-- Page start --

I understand by the entirety of your post that you know at least in large part what I am doing in terms of a project. I am still not sure, in the context of the discussion I am bringing here about the European tradition, what you intend this to be a critique of. I'm not saying that I don't think it should be acknowledged by any means. But what you're saying in the above I would consider part of the European tradition in my understanding. Does that make sense? Another way of putting it could be the European inheritance. You might not agree with that term either.

-- Page end --
-- Entries shown start --

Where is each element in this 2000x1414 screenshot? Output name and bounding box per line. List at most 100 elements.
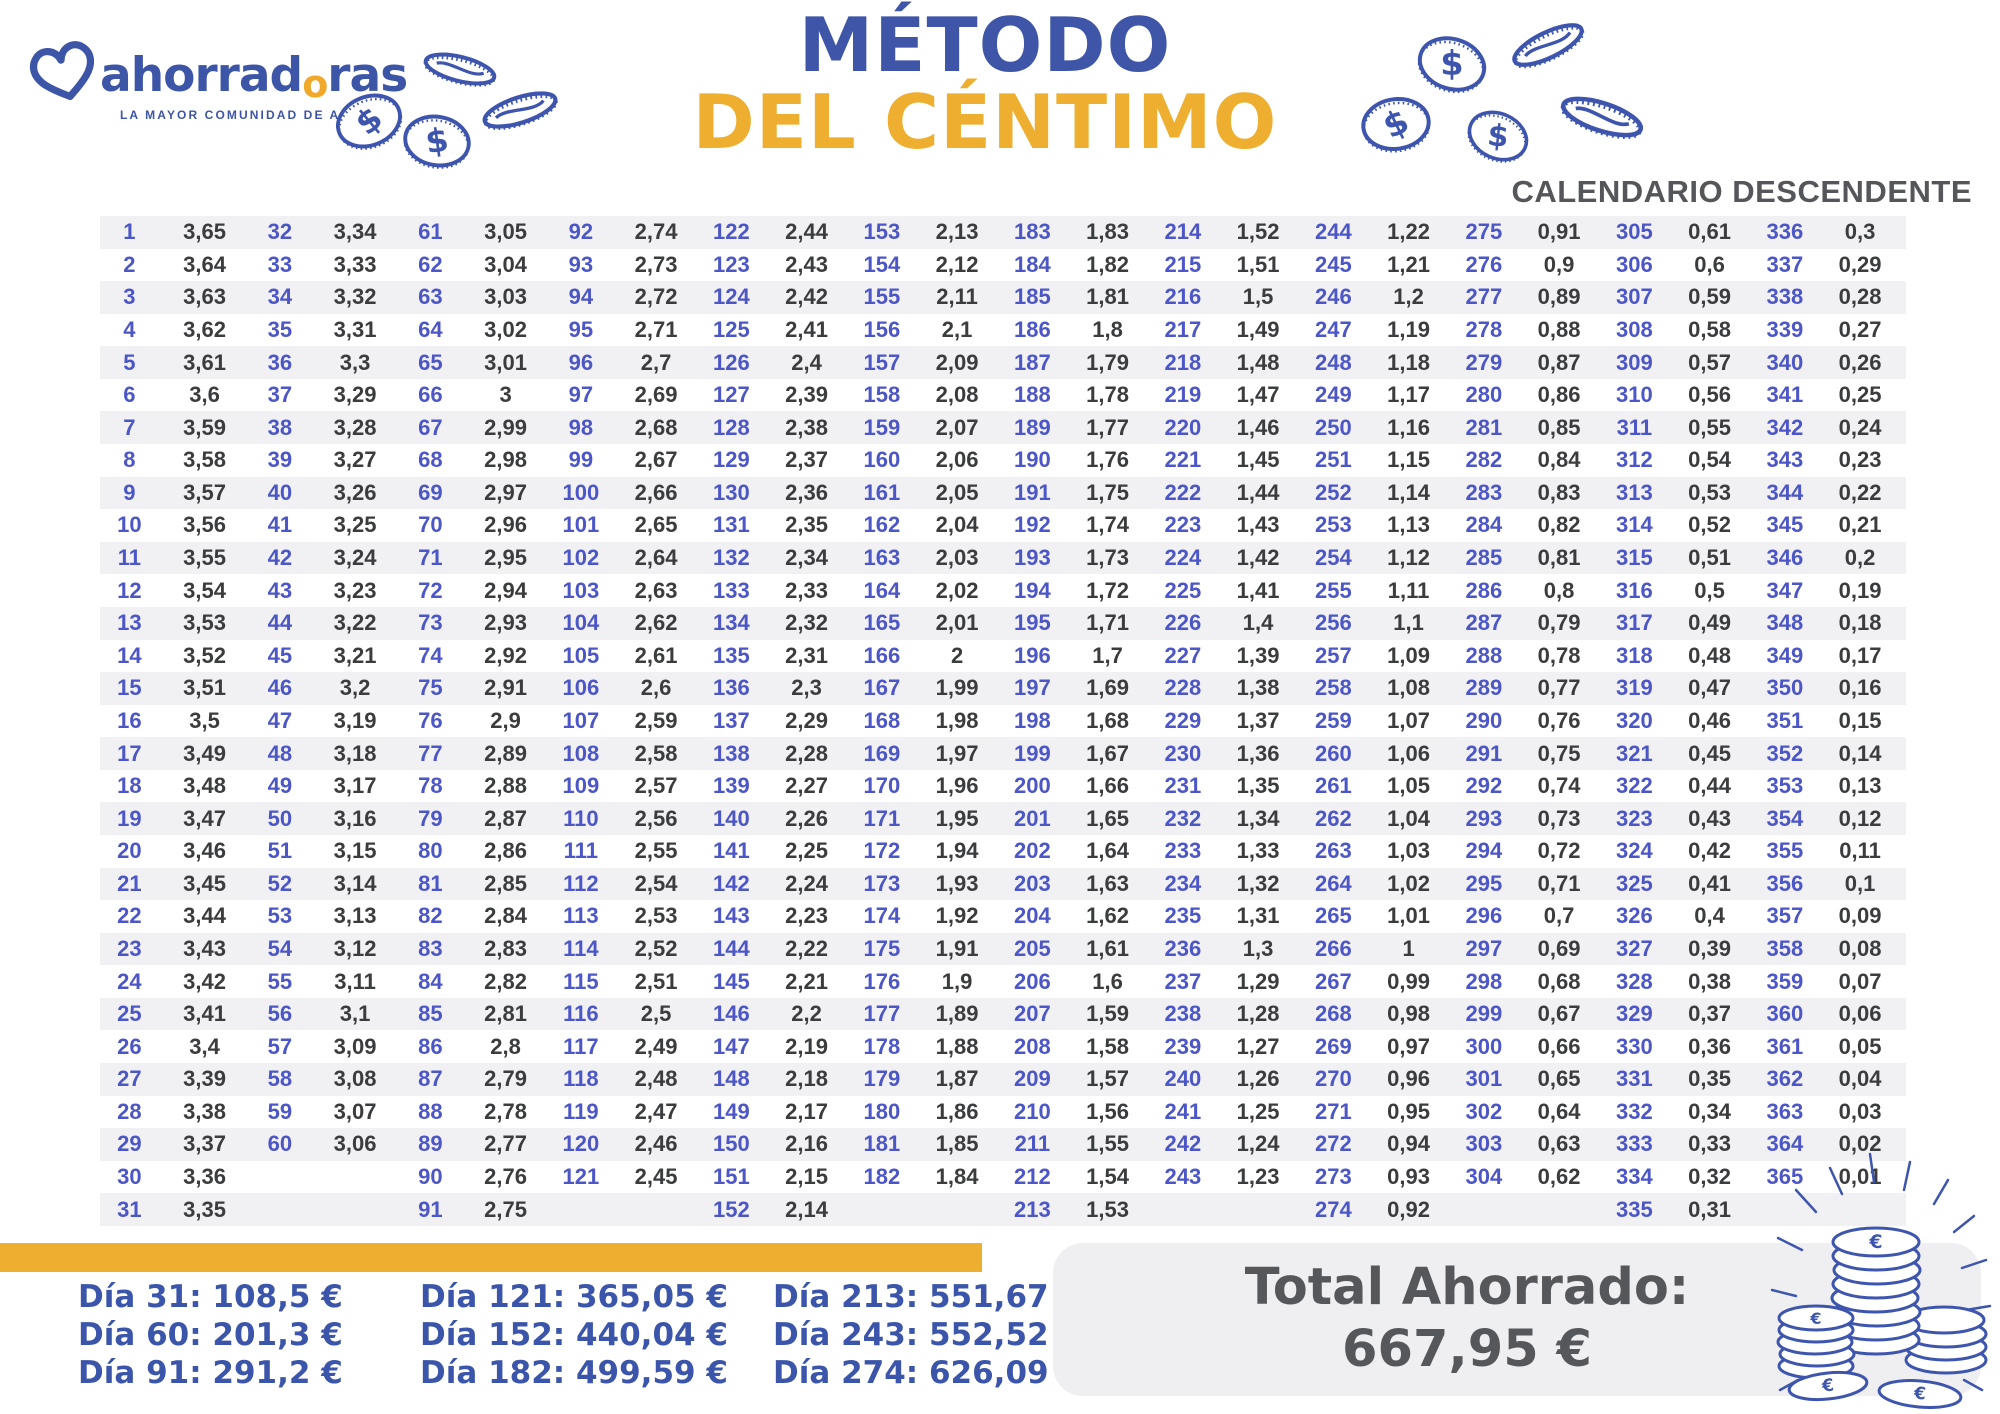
day-number: 63 [418, 284, 443, 310]
day-number: 207 [1013, 1001, 1051, 1027]
day-cell: 22 3,44 [100, 900, 251, 933]
day-number: 29 [117, 1131, 142, 1157]
day-cell: 334 0,32 [1605, 1161, 1756, 1194]
day-cell: 259 1,07 [1304, 705, 1455, 738]
day-number: 145 [712, 968, 750, 994]
day-amount: 0,39 [1688, 936, 1731, 961]
day-cell: 359 0,07 [1756, 965, 1907, 998]
day-number: 121 [562, 1164, 600, 1190]
day-number: 165 [863, 610, 901, 636]
day-amount: 2,55 [634, 838, 678, 864]
day-number: 87 [418, 1066, 443, 1092]
day-number: 70 [418, 512, 443, 538]
day-amount: 2,84 [484, 903, 527, 929]
day-number: 35 [267, 317, 293, 343]
day-number: 337 [1766, 251, 1804, 277]
day-amount: 3,04 [484, 251, 527, 277]
day-cell: 82 2,84 [401, 900, 552, 933]
day-cell: 242 1,24 [1154, 1128, 1305, 1161]
day-number: 283 [1465, 479, 1503, 505]
day-amount: 3,29 [333, 382, 377, 408]
day-amount: 1,64 [1086, 838, 1129, 864]
day-cell: 335 0,31 [1605, 1193, 1756, 1226]
day-number: 211 [1014, 1131, 1051, 1157]
day-amount: 1,94 [935, 838, 979, 864]
calendar-type-label: CALENDARIO DESCENDENTE [1511, 174, 1972, 209]
day-number: 341 [1766, 382, 1804, 408]
day-amount: 1,7 [1092, 642, 1123, 668]
day-amount: 1,81 [1086, 284, 1129, 310]
day-amount: 3,45 [183, 870, 226, 896]
day-amount: 3,49 [183, 740, 226, 766]
day-number: 88 [418, 1098, 443, 1124]
day-cell: 236 1,3 [1154, 933, 1305, 966]
day-amount: 3,63 [183, 284, 226, 310]
day-cell: 122 2,44 [702, 216, 853, 249]
day-cell: 50 3,16 [251, 802, 402, 835]
day-cell: 275 0,91 [1455, 216, 1606, 249]
day-cell [853, 1193, 1004, 1226]
day-number: 305 [1615, 219, 1653, 245]
day-number: 118 [563, 1066, 599, 1092]
svg-text:€: € [1868, 1231, 1882, 1253]
day-amount: 3,01 [484, 349, 527, 375]
day-cell: 203 1,63 [1003, 868, 1154, 901]
day-amount: 1,87 [935, 1066, 979, 1092]
day-amount: 0,89 [1537, 284, 1581, 310]
day-number: 225 [1164, 577, 1202, 603]
day-cell: 73 2,93 [401, 607, 552, 640]
day-cell: 83 2,83 [401, 933, 552, 966]
day-amount: 0,87 [1537, 349, 1581, 375]
day-cell: 293 0,73 [1455, 802, 1606, 835]
day-number: 129 [712, 447, 750, 473]
day-cell: 188 1,78 [1003, 379, 1154, 412]
day-amount: 3,26 [333, 479, 377, 505]
day-amount: 3,34 [333, 219, 377, 245]
day-cell: 304 0,62 [1455, 1161, 1606, 1194]
day-cell: 179 1,87 [853, 1063, 1004, 1096]
day-number: 288 [1465, 642, 1503, 668]
day-cell: 14 3,52 [100, 640, 251, 673]
brand-logo: ahorradoras LA MAYOR COMUNIDAD DE AHORRO [28, 26, 408, 136]
table-row: 10 3,56 41 3,25 70 2,96 101 2,65 131 2,35 162 2,04 1… [100, 509, 1906, 542]
day-cell: 292 0,74 [1455, 770, 1606, 803]
day-cell: 92 2,74 [552, 216, 703, 249]
day-cell: 132 2,34 [702, 542, 853, 575]
day-cell: 313 0,53 [1605, 477, 1756, 510]
day-number: 169 [863, 740, 901, 766]
day-amount: 0,94 [1387, 1131, 1430, 1157]
day-cell: 197 1,69 [1003, 672, 1154, 705]
day-cell: 326 0,4 [1605, 900, 1756, 933]
day-amount: 2,42 [785, 284, 828, 310]
day-number: 99 [568, 447, 594, 473]
day-amount: 3,35 [183, 1196, 226, 1222]
day-amount: 1,47 [1236, 382, 1280, 408]
day-number: 304 [1465, 1164, 1503, 1190]
brand-tagline: LA MAYOR COMUNIDAD DE AHORRO [120, 108, 396, 122]
day-number: 138 [712, 740, 750, 766]
day-cell: 43 3,23 [251, 574, 402, 607]
day-amount: 1,75 [1086, 479, 1129, 505]
day-cell: 76 2,9 [401, 705, 552, 738]
day-cell: 126 2,4 [702, 346, 853, 379]
day-amount: 0,71 [1537, 870, 1581, 896]
day-amount: 1,31 [1236, 903, 1280, 929]
day-cell: 124 2,42 [702, 281, 853, 314]
day-amount: 2,82 [484, 968, 527, 994]
day-amount: 1,54 [1086, 1164, 1129, 1190]
day-cell: 343 0,23 [1756, 444, 1907, 477]
day-cell: 329 0,37 [1605, 998, 1756, 1031]
day-number: 7 [123, 414, 136, 440]
day-number: 28 [117, 1098, 142, 1124]
day-cell: 168 1,98 [853, 705, 1004, 738]
day-amount: 1,65 [1086, 805, 1129, 831]
day-amount: 0,52 [1688, 512, 1731, 538]
day-amount: 1,46 [1236, 414, 1280, 440]
day-number: 244 [1314, 219, 1352, 245]
day-cell: 138 2,28 [702, 737, 853, 770]
day-cell: 86 2,8 [401, 1030, 552, 1063]
day-number: 20 [117, 838, 142, 864]
svg-text:€: € [1820, 1375, 1835, 1396]
day-amount: 0,92 [1387, 1196, 1430, 1222]
day-cell: 95 2,71 [552, 314, 703, 347]
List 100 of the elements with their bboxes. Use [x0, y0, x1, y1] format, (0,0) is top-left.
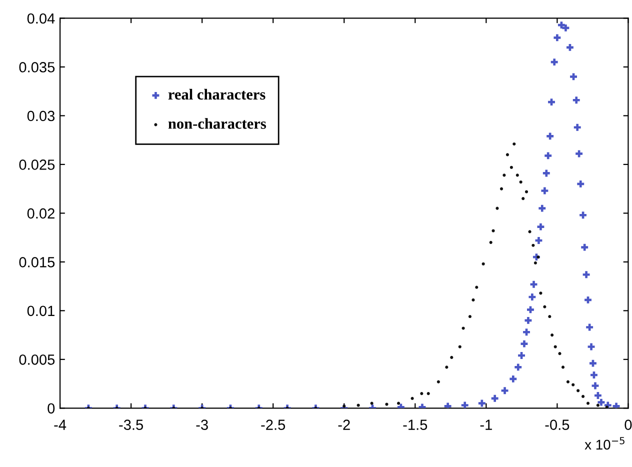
point: [574, 124, 581, 131]
point: [586, 324, 594, 331]
point: [537, 223, 544, 230]
legend-label: non-characters: [168, 118, 266, 129]
point: [385, 402, 388, 406]
point: [444, 402, 452, 408]
point: [506, 153, 509, 156]
x-tick-label: -2.5: [261, 420, 286, 430]
point: [527, 306, 534, 314]
point: [554, 345, 557, 348]
point: [577, 180, 584, 188]
point: [475, 286, 478, 289]
y-tick-label: 0.005: [19, 354, 55, 365]
point: [496, 206, 499, 210]
point: [561, 366, 565, 369]
point: [590, 372, 598, 378]
point: [510, 375, 517, 382]
x-tick-label: -3.5: [119, 420, 144, 430]
point: [514, 364, 522, 371]
point: [501, 387, 508, 394]
point: [523, 328, 530, 336]
point: [502, 174, 506, 177]
point: [558, 352, 562, 356]
point: [436, 380, 440, 384]
point: [576, 389, 580, 392]
point: [478, 400, 486, 407]
point: [535, 237, 542, 244]
point: [582, 271, 590, 278]
point: [512, 142, 516, 146]
point: [592, 382, 599, 390]
point: [570, 73, 577, 80]
point: [516, 174, 519, 177]
point: [472, 298, 475, 302]
y-tick-label: 0.02: [27, 208, 54, 219]
point: [562, 24, 570, 32]
point: [468, 314, 472, 318]
point: [598, 398, 605, 406]
x-tick-label: -1.5: [403, 420, 428, 430]
point: [550, 334, 554, 337]
point: [586, 402, 590, 405]
point: [445, 366, 448, 369]
point: [550, 58, 558, 66]
y-tick-label: 0.035: [19, 62, 55, 72]
legend-label: real characters: [168, 88, 266, 100]
point: [528, 294, 536, 300]
point: [397, 402, 400, 405]
point: [532, 244, 535, 247]
point: [546, 132, 554, 140]
y-tick-label: 0.025: [19, 160, 55, 170]
point: [544, 152, 552, 160]
point: [524, 190, 528, 194]
point: [580, 212, 587, 219]
point: [590, 360, 596, 367]
point: [530, 280, 538, 288]
point: [519, 180, 522, 184]
point: [536, 256, 540, 259]
point: [492, 229, 495, 232]
x-tick-label: 0: [624, 420, 632, 430]
point: [572, 383, 575, 386]
point: [458, 345, 462, 348]
point: [420, 392, 424, 396]
point: [524, 316, 532, 324]
point: [426, 392, 430, 396]
text: x 10$^{−5}$: [584, 437, 624, 450]
x-tick-label: -2: [338, 420, 350, 430]
point: [356, 404, 360, 407]
point: [461, 402, 468, 408]
x-tick-label: -3: [196, 420, 208, 430]
point: [581, 244, 588, 251]
point: [482, 262, 485, 266]
point: [522, 197, 525, 200]
point: [538, 204, 546, 212]
point: [510, 166, 513, 169]
point: [596, 404, 600, 407]
point: [594, 392, 602, 399]
y-tick-label: 0.03: [27, 110, 55, 122]
x-tick-label: -0.5: [545, 420, 570, 430]
point: [588, 343, 595, 350]
point: [548, 98, 555, 106]
point: [489, 240, 492, 244]
point: [518, 352, 526, 359]
point: [605, 406, 608, 408]
y-tick-label: 0.015: [19, 257, 55, 268]
point: [534, 261, 537, 264]
point: [572, 96, 580, 104]
point: [491, 394, 498, 402]
x-tick-label: -1: [480, 420, 492, 430]
point: [566, 380, 570, 384]
point: [584, 296, 592, 304]
point: [520, 340, 528, 348]
point: [576, 150, 583, 158]
point: [500, 187, 504, 190]
x-tick-label: -4: [54, 420, 66, 430]
point: [528, 230, 532, 234]
point: [410, 396, 414, 400]
point: [539, 292, 542, 295]
point: [554, 34, 561, 42]
point: [450, 356, 454, 359]
point: [370, 402, 374, 405]
point: [542, 170, 550, 177]
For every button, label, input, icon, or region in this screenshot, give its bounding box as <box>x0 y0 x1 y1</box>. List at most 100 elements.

-- Entries shown end --

■ Problem details:
Answer these questions about the post on the European tradition:
(a) What other term does the writer offer in place of "the European tradition"?
(b) What is the writer still not sure of?
(c) How does the writer classify what the other person has said?

■ Written answer:
(a) The European inheritance.
(b) What the other person intends their point to be a critique of, in the context of the discussion about the European tradition.
(c) As part of the European tradition, in the writer's understanding.